§ Exercise description
Transcribe the listing exactly, leaving out every picture.

* Begin Dataset records *

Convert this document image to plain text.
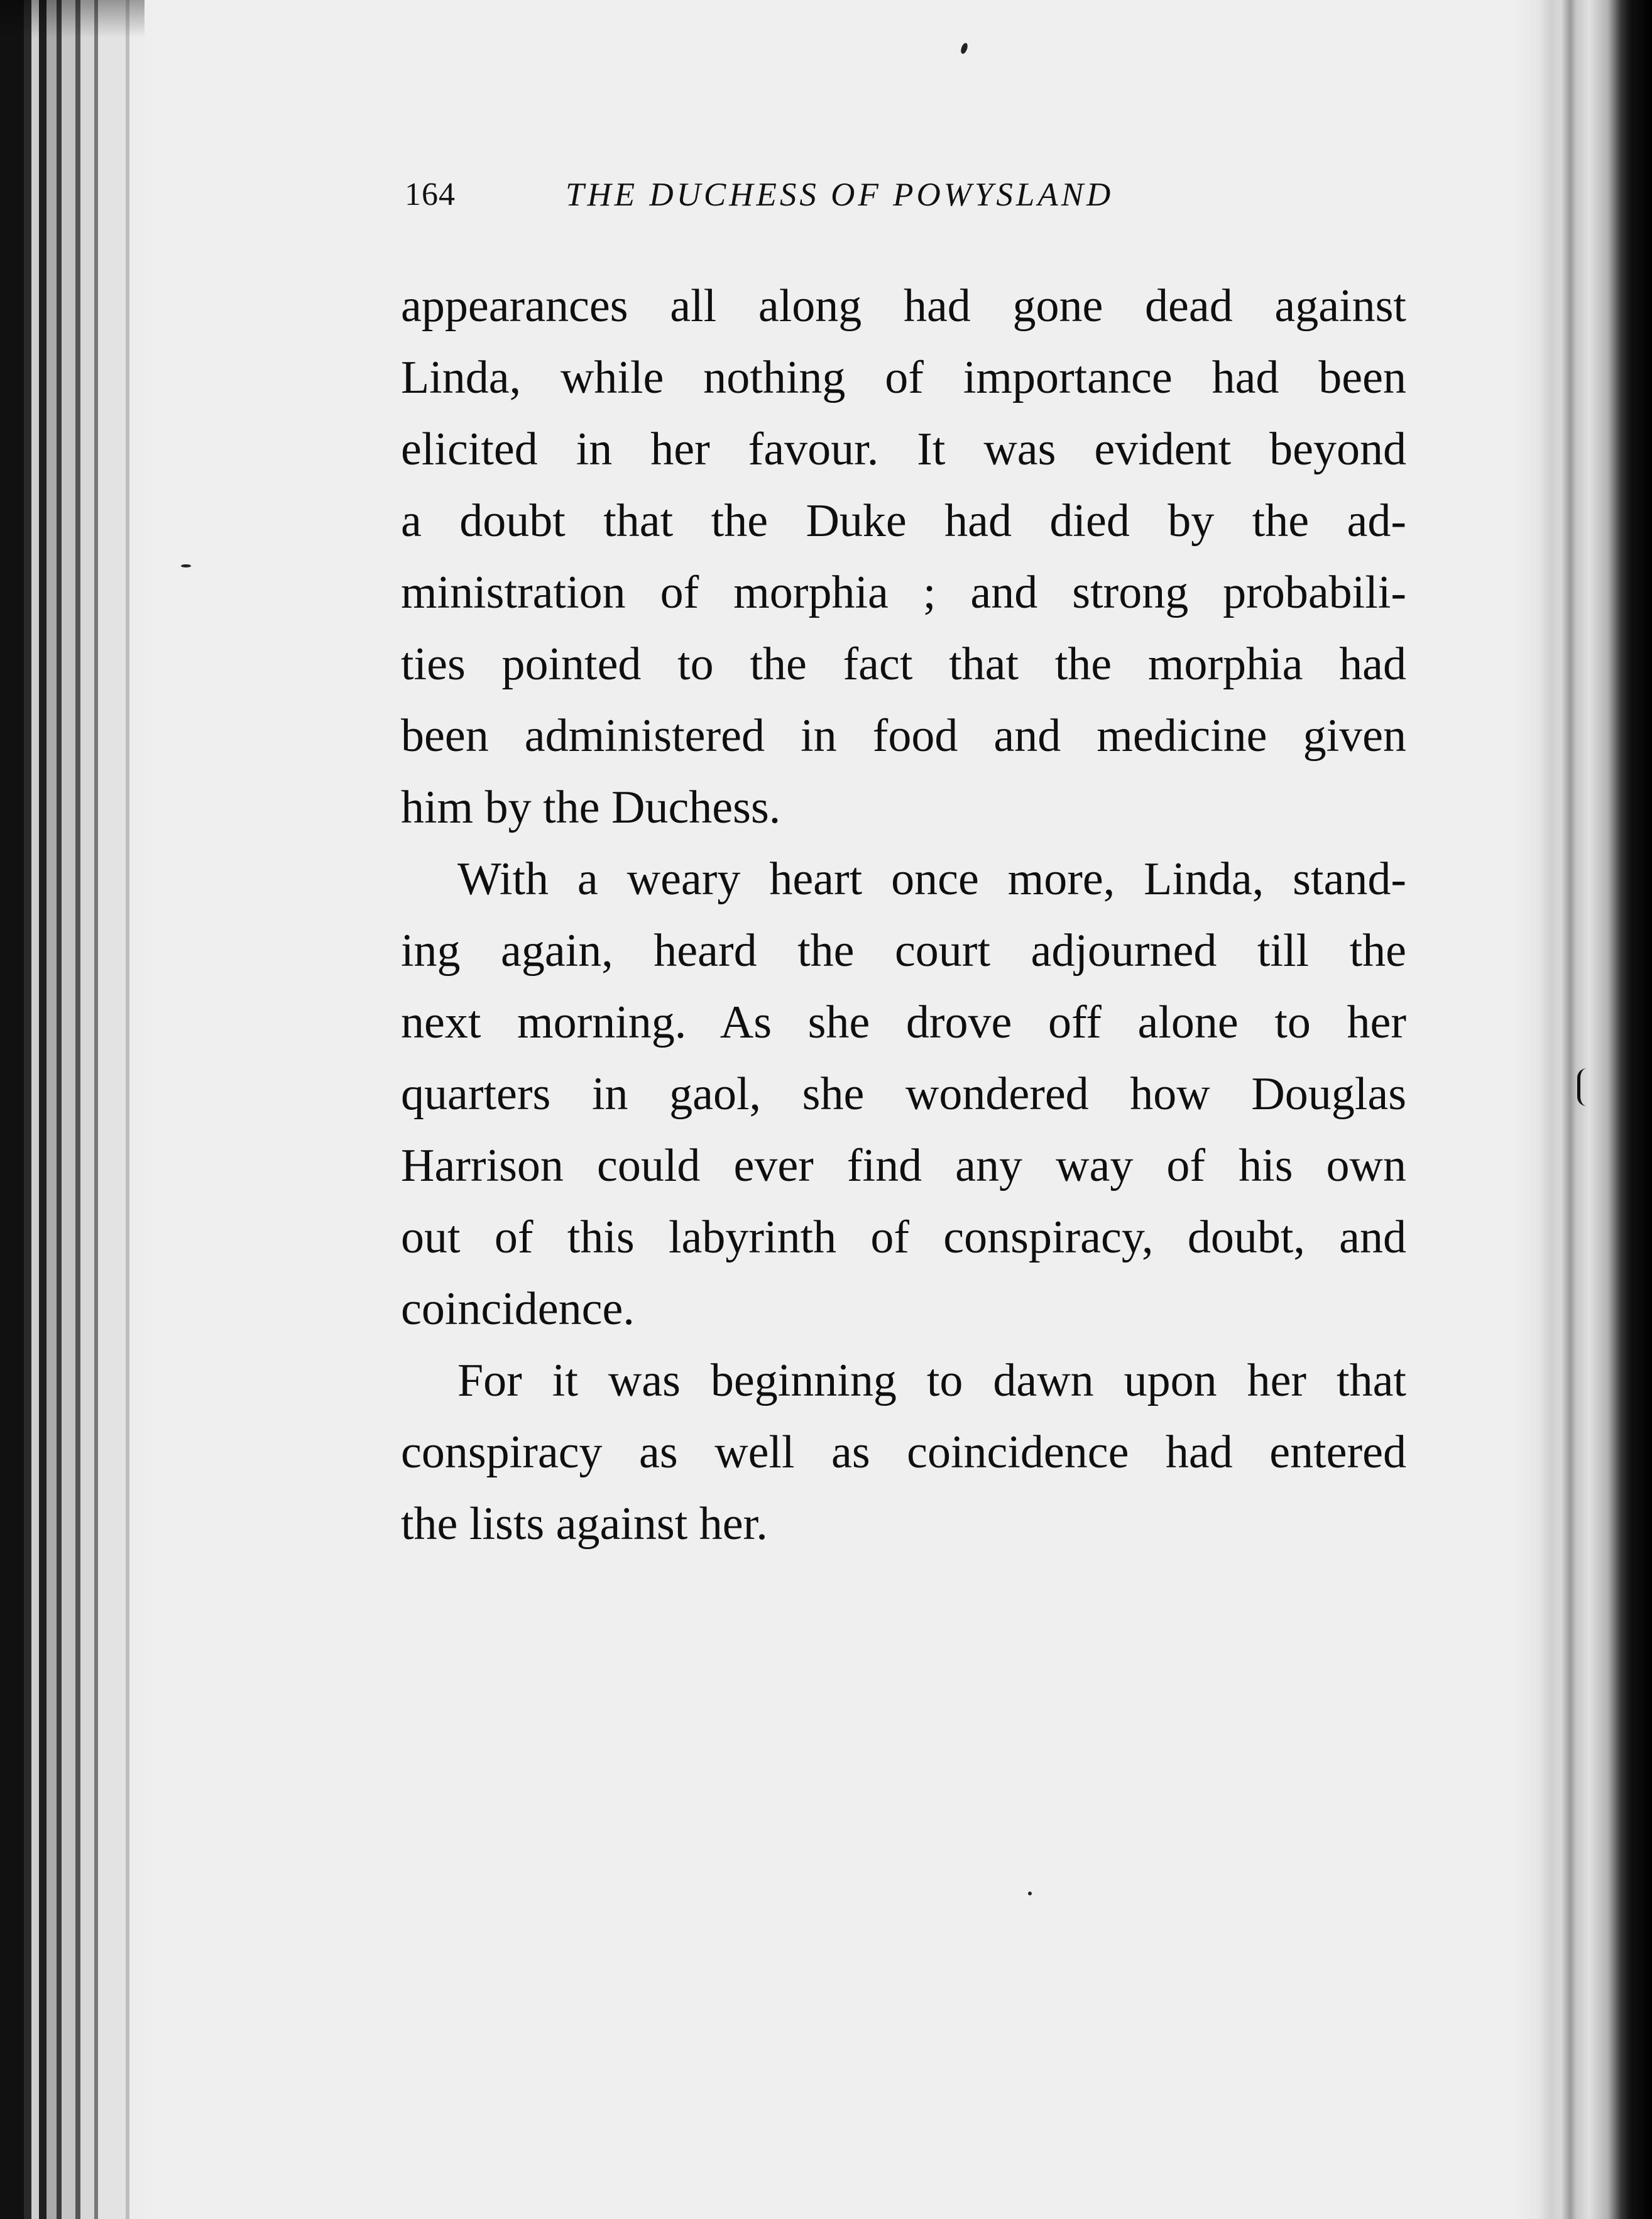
164	THE DUCHESS OF POWYSLAND
appearances all along had gone dead against
Linda, while nothing of importance had been
elicited in her favour. It was evident beyond
a doubt that the Duke had died by the ad-
ministration of morphia ; and strong probabili-
ties pointed to the fact that the morphia had
been administered in food and medicine given
him by the Duchess.
With a weary heart once more, Linda, stand-
ing again, heard the court adjourned till the
next morning. As she drove off alone to her
quarters in gaol, she wondered how Douglas
Harrison could ever find any way of his own
out of this labyrinth of conspiracy, doubt, and
coincidence.
For it was beginning to dawn upon her that
conspiracy as well as coincidence had entered
the lists against her.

* End Dataset records *

§ Result for this exercise
Convert this document image to plain text.
164	THE DUCHESS OF POWYSLAND
appearances all along had gone dead against
Linda, while nothing of importance had been
elicited in her favour. It was evident beyond
a doubt that the Duke had died by the ad-
ministration of morphia ; and strong probabili-
ties pointed to the fact that the morphia had
been administered in food and medicine given
him by the Duchess.
With a weary heart once more, Linda, stand-
ing again, heard the court adjourned till the
next morning. As she drove off alone to her
quarters in gaol, she wondered how Douglas
Harrison could ever find any way of his own
out of this labyrinth of conspiracy, doubt, and
coincidence.
For it was beginning to dawn upon her that
conspiracy as well as coincidence had entered
the lists against her.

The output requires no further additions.